[Dataset items]
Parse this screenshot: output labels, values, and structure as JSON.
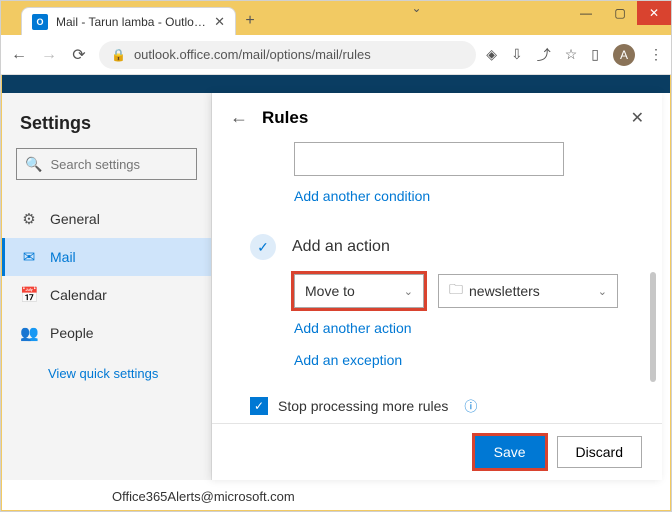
{
  "browser": {
    "tab_title": "Mail - Tarun lamba - Outlook",
    "url": "outlook.office.com/mail/options/mail/rules",
    "avatar_initial": "A"
  },
  "settings": {
    "title": "Settings",
    "search_placeholder": "Search settings",
    "nav": {
      "general": "General",
      "mail": "Mail",
      "calendar": "Calendar",
      "people": "People"
    },
    "quick_link": "View quick settings"
  },
  "rules": {
    "title": "Rules",
    "add_condition": "Add another condition",
    "action_section": "Add an action",
    "action_dropdown": "Move to",
    "folder_dropdown": "newsletters",
    "add_action": "Add another action",
    "add_exception": "Add an exception",
    "stop_processing": "Stop processing more rules",
    "save": "Save",
    "discard": "Discard"
  },
  "footer_email": "Office365Alerts@microsoft.com"
}
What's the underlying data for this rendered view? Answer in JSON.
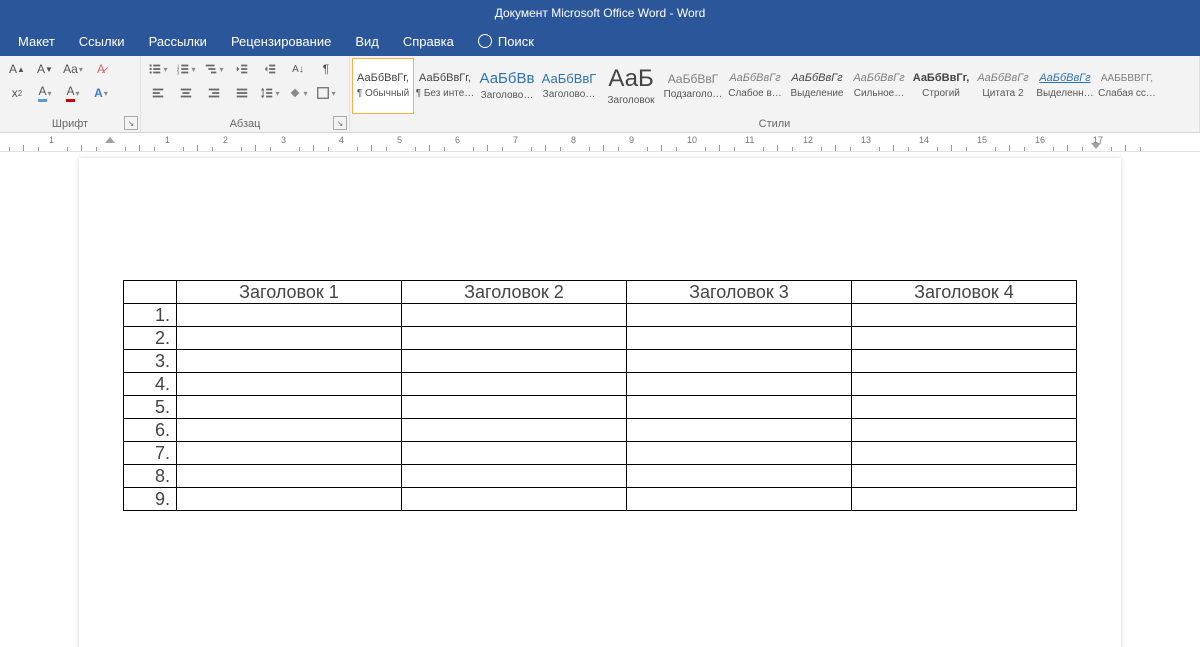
{
  "title": "Документ Microsoft Office Word  -  Word",
  "menu": [
    "Макет",
    "Ссылки",
    "Рассылки",
    "Рецензирование",
    "Вид",
    "Справка"
  ],
  "search_label": "Поиск",
  "ribbon": {
    "group_font": "Шрифт",
    "group_para": "Абзац",
    "group_styles": "Стили"
  },
  "styles": [
    {
      "prev": "АаБбВвГг,",
      "name": "¶ Обычный",
      "style": "font-size:11px"
    },
    {
      "prev": "АаБбВвГг,",
      "name": "¶ Без инте…",
      "style": "font-size:11px"
    },
    {
      "prev": "АаБбВв",
      "name": "Заголово…",
      "style": "font-size:15px;color:#2e74b5"
    },
    {
      "prev": "АаБбВвГ",
      "name": "Заголово…",
      "style": "font-size:13px;color:#2e74b5"
    },
    {
      "prev": "АаБ",
      "name": "Заголовок",
      "style": "font-size:24px"
    },
    {
      "prev": "АаБбВвГ",
      "name": "Подзаголо…",
      "style": "font-size:12px;color:#7f7f7f"
    },
    {
      "prev": "АаБбВвГг",
      "name": "Слабое в…",
      "style": "font-size:11px;color:#7f7f7f;font-style:italic"
    },
    {
      "prev": "АаБбВвГг",
      "name": "Выделение",
      "style": "font-size:11px;font-style:italic"
    },
    {
      "prev": "АаБбВвГг",
      "name": "Сильное…",
      "style": "font-size:11px;color:#7f7f7f;font-style:italic"
    },
    {
      "prev": "АаБбВвГг,",
      "name": "Строгий",
      "style": "font-size:11px;font-weight:bold"
    },
    {
      "prev": "АаБбВвГг",
      "name": "Цитата 2",
      "style": "font-size:11px;color:#7f7f7f;font-style:italic"
    },
    {
      "prev": "АаБбВвГг",
      "name": "Выделенн…",
      "style": "font-size:11px;color:#2e74b5;font-style:italic;text-decoration:underline"
    },
    {
      "prev": "ААББВВГГ,",
      "name": "Слабая сс…",
      "style": "font-size:10px;color:#7f7f7f"
    }
  ],
  "table": {
    "headers": [
      "Заголовок 1",
      "Заголовок 2",
      "Заголовок 3",
      "Заголовок 4"
    ],
    "rows": [
      "1.",
      "2.",
      "3.",
      "4.",
      "5.",
      "6.",
      "7.",
      "8.",
      "9."
    ]
  },
  "ruler": {
    "start": -3,
    "end": 17,
    "pageStart": 0,
    "pageEnd": 17,
    "pxPerCm": 58,
    "leftPad": 110
  }
}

Written problem:
Select every line where the word "JSON" occurs.

Reply to the exercise:
Parse this screenshot: output labels, values, and structure as JSON.
What's the underlying data for this rendered view? Answer in JSON.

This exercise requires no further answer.